» EXERCISE BRIEF
Search the records below for the word "kaikki". Pull out each line that has it.

» RECORDS
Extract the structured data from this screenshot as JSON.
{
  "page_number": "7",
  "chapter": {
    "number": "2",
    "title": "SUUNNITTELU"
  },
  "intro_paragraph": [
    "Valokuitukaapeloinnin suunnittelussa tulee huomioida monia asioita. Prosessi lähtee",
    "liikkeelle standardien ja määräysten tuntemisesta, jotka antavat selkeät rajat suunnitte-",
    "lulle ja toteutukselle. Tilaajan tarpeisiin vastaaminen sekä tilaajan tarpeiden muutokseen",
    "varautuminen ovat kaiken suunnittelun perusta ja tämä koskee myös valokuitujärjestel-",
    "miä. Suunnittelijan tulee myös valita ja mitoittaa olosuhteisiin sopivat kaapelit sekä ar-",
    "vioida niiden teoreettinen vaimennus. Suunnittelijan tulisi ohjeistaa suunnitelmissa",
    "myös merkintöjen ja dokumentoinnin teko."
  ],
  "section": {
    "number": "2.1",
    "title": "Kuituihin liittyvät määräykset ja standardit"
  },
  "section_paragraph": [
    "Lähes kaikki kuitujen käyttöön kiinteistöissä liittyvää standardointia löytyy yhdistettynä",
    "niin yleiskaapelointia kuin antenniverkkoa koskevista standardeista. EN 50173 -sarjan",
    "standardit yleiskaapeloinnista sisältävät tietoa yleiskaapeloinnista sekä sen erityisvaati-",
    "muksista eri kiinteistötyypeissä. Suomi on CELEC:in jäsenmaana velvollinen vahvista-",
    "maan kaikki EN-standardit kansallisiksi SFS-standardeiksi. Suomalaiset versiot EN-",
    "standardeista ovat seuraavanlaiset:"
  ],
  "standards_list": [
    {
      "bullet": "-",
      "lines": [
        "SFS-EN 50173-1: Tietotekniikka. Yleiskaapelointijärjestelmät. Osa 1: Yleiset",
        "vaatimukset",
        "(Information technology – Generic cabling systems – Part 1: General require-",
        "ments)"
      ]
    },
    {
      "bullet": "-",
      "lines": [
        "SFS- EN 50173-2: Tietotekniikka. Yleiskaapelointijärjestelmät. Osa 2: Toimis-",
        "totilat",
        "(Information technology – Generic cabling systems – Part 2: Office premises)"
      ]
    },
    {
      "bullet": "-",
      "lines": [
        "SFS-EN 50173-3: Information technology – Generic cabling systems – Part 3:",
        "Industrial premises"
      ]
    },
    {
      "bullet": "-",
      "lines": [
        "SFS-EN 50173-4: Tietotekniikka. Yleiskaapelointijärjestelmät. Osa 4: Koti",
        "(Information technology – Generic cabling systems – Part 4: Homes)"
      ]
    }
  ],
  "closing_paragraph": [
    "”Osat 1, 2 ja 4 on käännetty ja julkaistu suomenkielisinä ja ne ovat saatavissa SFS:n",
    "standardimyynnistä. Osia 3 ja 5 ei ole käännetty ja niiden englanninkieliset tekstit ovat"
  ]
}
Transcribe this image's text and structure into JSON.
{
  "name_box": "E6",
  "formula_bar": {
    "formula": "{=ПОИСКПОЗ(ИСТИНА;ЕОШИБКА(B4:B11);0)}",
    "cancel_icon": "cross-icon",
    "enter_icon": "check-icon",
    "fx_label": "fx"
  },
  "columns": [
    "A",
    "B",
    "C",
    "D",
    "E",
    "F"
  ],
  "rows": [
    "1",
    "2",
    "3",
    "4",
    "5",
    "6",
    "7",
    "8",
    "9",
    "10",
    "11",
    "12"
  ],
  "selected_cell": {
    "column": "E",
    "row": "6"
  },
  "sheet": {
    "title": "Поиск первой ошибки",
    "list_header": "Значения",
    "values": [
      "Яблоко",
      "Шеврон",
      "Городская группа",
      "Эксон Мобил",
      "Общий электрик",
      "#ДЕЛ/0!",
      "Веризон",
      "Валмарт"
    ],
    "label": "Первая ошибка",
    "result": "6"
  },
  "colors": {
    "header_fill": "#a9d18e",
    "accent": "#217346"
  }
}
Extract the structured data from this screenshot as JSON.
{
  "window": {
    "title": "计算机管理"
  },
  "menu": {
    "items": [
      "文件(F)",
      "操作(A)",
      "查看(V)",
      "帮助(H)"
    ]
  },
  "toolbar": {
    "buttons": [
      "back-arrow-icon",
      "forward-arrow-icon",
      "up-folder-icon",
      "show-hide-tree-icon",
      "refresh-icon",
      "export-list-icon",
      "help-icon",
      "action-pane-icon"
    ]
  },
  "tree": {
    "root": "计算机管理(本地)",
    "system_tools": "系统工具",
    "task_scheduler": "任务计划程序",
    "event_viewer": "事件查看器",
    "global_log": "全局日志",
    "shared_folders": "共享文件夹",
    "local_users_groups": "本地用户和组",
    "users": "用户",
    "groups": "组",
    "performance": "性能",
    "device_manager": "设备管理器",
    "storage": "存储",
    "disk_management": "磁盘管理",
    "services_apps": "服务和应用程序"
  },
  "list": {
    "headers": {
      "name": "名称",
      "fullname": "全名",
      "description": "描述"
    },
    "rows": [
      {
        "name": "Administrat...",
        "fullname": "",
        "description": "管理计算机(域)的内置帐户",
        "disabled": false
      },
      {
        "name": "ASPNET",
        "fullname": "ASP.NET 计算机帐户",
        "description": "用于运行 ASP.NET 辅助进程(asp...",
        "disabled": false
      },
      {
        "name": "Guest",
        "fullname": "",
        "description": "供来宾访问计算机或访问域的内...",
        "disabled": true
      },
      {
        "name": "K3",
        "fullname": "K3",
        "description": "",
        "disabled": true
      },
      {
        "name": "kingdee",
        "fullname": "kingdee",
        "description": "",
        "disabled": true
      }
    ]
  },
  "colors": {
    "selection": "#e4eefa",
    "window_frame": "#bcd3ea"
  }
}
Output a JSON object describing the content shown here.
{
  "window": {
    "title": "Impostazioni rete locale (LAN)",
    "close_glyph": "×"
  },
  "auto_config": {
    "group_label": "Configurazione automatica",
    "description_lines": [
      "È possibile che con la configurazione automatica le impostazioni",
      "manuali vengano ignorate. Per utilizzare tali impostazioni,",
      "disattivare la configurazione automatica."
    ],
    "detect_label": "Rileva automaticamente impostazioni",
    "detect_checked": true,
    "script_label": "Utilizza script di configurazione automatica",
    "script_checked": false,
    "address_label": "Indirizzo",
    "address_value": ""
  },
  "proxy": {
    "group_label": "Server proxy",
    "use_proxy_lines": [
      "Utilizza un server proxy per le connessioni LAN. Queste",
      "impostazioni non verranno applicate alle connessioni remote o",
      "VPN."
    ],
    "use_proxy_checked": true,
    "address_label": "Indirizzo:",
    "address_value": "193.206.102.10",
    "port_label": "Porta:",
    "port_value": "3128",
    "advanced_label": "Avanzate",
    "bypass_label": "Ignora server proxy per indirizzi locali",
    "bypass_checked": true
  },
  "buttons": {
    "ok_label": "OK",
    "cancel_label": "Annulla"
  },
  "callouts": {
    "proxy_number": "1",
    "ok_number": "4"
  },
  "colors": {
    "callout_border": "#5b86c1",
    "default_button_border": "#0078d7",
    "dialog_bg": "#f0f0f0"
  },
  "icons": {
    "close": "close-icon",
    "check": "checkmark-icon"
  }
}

» FINISHED ANSWER
    "Lähes kaikki kuitujen käyttöön kiinteistöissä liittyvää standardointia löytyy yhdistettynä",
    "maan kaikki EN-standardit kansallisiksi SFS-standardeiksi. Suomalaiset versiot EN-",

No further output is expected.